EXTRACTED RECORDS —

** begin **

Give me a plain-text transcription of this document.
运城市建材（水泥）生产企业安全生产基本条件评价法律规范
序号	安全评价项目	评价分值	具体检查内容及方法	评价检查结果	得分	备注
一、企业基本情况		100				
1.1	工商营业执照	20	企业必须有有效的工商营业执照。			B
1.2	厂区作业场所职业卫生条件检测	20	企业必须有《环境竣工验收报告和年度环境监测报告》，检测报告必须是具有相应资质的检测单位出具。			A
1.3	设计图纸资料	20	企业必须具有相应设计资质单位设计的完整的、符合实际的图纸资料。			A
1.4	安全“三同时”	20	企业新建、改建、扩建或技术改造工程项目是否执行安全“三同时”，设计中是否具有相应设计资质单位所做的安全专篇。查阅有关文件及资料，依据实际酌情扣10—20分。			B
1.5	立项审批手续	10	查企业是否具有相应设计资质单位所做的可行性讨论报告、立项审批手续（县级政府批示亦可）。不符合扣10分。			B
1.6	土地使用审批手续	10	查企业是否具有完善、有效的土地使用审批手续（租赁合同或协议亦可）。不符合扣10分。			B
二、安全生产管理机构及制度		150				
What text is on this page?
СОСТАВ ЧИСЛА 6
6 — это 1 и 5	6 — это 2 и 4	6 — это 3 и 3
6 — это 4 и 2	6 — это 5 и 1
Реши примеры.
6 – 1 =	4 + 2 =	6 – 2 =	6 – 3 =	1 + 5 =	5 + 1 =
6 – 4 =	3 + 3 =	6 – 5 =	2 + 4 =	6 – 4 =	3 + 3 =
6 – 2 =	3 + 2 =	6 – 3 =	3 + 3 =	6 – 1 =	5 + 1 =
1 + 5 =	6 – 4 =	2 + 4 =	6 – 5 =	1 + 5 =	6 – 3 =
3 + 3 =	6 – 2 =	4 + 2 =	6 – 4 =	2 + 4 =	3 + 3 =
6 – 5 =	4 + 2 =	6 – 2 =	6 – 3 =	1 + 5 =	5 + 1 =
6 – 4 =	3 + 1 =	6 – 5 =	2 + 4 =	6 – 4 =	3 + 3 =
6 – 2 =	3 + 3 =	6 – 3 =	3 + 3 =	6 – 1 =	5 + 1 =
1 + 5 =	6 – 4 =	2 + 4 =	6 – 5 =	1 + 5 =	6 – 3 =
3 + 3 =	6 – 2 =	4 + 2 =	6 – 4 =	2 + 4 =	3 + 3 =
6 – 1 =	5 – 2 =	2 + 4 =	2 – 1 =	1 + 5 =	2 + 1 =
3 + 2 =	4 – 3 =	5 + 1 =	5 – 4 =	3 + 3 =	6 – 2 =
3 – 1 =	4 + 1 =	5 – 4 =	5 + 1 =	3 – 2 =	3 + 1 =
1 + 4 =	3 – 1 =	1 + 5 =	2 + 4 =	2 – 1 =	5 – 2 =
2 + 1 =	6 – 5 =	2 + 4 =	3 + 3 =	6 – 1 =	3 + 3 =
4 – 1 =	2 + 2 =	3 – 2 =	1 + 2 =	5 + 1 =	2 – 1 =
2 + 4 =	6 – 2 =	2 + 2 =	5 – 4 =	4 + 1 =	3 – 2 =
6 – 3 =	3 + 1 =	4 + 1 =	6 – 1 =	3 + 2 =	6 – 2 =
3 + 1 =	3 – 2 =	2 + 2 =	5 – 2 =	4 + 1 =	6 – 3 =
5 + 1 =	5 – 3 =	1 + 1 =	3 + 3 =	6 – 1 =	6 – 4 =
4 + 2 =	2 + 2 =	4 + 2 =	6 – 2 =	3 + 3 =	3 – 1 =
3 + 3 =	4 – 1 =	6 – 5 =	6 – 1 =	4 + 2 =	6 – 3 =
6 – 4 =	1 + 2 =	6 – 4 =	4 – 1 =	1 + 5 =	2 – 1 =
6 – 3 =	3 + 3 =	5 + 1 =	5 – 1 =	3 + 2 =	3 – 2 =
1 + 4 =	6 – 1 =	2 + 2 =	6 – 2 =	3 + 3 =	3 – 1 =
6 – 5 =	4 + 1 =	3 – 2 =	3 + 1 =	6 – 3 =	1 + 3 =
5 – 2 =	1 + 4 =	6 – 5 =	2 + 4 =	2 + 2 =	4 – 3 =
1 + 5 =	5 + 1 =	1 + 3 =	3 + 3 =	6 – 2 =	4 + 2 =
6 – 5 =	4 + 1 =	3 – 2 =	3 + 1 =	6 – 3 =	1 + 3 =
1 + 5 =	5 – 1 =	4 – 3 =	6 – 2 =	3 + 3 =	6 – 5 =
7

** end **

WORK INSTRUCTIONS —
All the data must be duplicated exactly, with nothing added or removed.

FINAL ANSWER —
Give me a plain-text transcription of this document.
运城市建材（水泥）生产企业安全生产基本条件评价法律规范
序号	安全评价项目	评价分值	具体检查内容及方法	评价检查结果	得分	备注
一、企业基本情况		100				
1.1	工商营业执照	20	企业必须有有效的工商营业执照。			B
1.2	厂区作业场所职业卫生条件检测	20	企业必须有《环境竣工验收报告和年度环境监测报告》，检测报告必须是具有相应资质的检测单位出具。			A
1.3	设计图纸资料	20	企业必须具有相应设计资质单位设计的完整的、符合实际的图纸资料。			A
1.4	安全“三同时”	20	企业新建、改建、扩建或技术改造工程项目是否执行安全“三同时”，设计中是否具有相应设计资质单位所做的安全专篇。查阅有关文件及资料，依据实际酌情扣10—20分。			B
1.5	立项审批手续	10	查企业是否具有相应设计资质单位所做的可行性讨论报告、立项审批手续（县级政府批示亦可）。不符合扣10分。			B
1.6	土地使用审批手续	10	查企业是否具有完善、有效的土地使用审批手续（租赁合同或协议亦可）。不符合扣10分。			B
二、安全生产管理机构及制度		150				
What text is on this page?
СОСТАВ ЧИСЛА 6
6 — это 1 и 5	6 — это 2 и 4	6 — это 3 и 3
6 — это 4 и 2	6 — это 5 и 1
Реши примеры.
6 – 1 =	4 + 2 =	6 – 2 =	6 – 3 =	1 + 5 =	5 + 1 =
6 – 4 =	3 + 3 =	6 – 5 =	2 + 4 =	6 – 4 =	3 + 3 =
6 – 2 =	3 + 2 =	6 – 3 =	3 + 3 =	6 – 1 =	5 + 1 =
1 + 5 =	6 – 4 =	2 + 4 =	6 – 5 =	1 + 5 =	6 – 3 =
3 + 3 =	6 – 2 =	4 + 2 =	6 – 4 =	2 + 4 =	3 + 3 =
6 – 5 =	4 + 2 =	6 – 2 =	6 – 3 =	1 + 5 =	5 + 1 =
6 – 4 =	3 + 1 =	6 – 5 =	2 + 4 =	6 – 4 =	3 + 3 =
6 – 2 =	3 + 3 =	6 – 3 =	3 + 3 =	6 – 1 =	5 + 1 =
1 + 5 =	6 – 4 =	2 + 4 =	6 – 5 =	1 + 5 =	6 – 3 =
3 + 3 =	6 – 2 =	4 + 2 =	6 – 4 =	2 + 4 =	3 + 3 =
6 – 1 =	5 – 2 =	2 + 4 =	2 – 1 =	1 + 5 =	2 + 1 =
3 + 2 =	4 – 3 =	5 + 1 =	5 – 4 =	3 + 3 =	6 – 2 =
3 – 1 =	4 + 1 =	5 – 4 =	5 + 1 =	3 – 2 =	3 + 1 =
1 + 4 =	3 – 1 =	1 + 5 =	2 + 4 =	2 – 1 =	5 – 2 =
2 + 1 =	6 – 5 =	2 + 4 =	3 + 3 =	6 – 1 =	3 + 3 =
4 – 1 =	2 + 2 =	3 – 2 =	1 + 2 =	5 + 1 =	2 – 1 =
2 + 4 =	6 – 2 =	2 + 2 =	5 – 4 =	4 + 1 =	3 – 2 =
6 – 3 =	3 + 1 =	4 + 1 =	6 – 1 =	3 + 2 =	6 – 2 =
3 + 1 =	3 – 2 =	2 + 2 =	5 – 2 =	4 + 1 =	6 – 3 =
5 + 1 =	5 – 3 =	1 + 1 =	3 + 3 =	6 – 1 =	6 – 4 =
4 + 2 =	2 + 2 =	4 + 2 =	6 – 2 =	3 + 3 =	3 – 1 =
3 + 3 =	4 – 1 =	6 – 5 =	6 – 1 =	4 + 2 =	6 – 3 =
6 – 4 =	1 + 2 =	6 – 4 =	4 – 1 =	1 + 5 =	2 – 1 =
6 – 3 =	3 + 3 =	5 + 1 =	5 – 1 =	3 + 2 =	3 – 2 =
1 + 4 =	6 – 1 =	2 + 2 =	6 – 2 =	3 + 3 =	3 – 1 =
6 – 5 =	4 + 1 =	3 – 2 =	3 + 1 =	6 – 3 =	1 + 3 =
5 – 2 =	1 + 4 =	6 – 5 =	2 + 4 =	2 + 2 =	4 – 3 =
1 + 5 =	5 + 1 =	1 + 3 =	3 + 3 =	6 – 2 =	4 + 2 =
6 – 5 =	4 + 1 =	3 – 2 =	3 + 1 =	6 – 3 =	1 + 3 =
1 + 5 =	5 – 1 =	4 – 3 =	6 – 2 =	3 + 3 =	6 – 5 =
7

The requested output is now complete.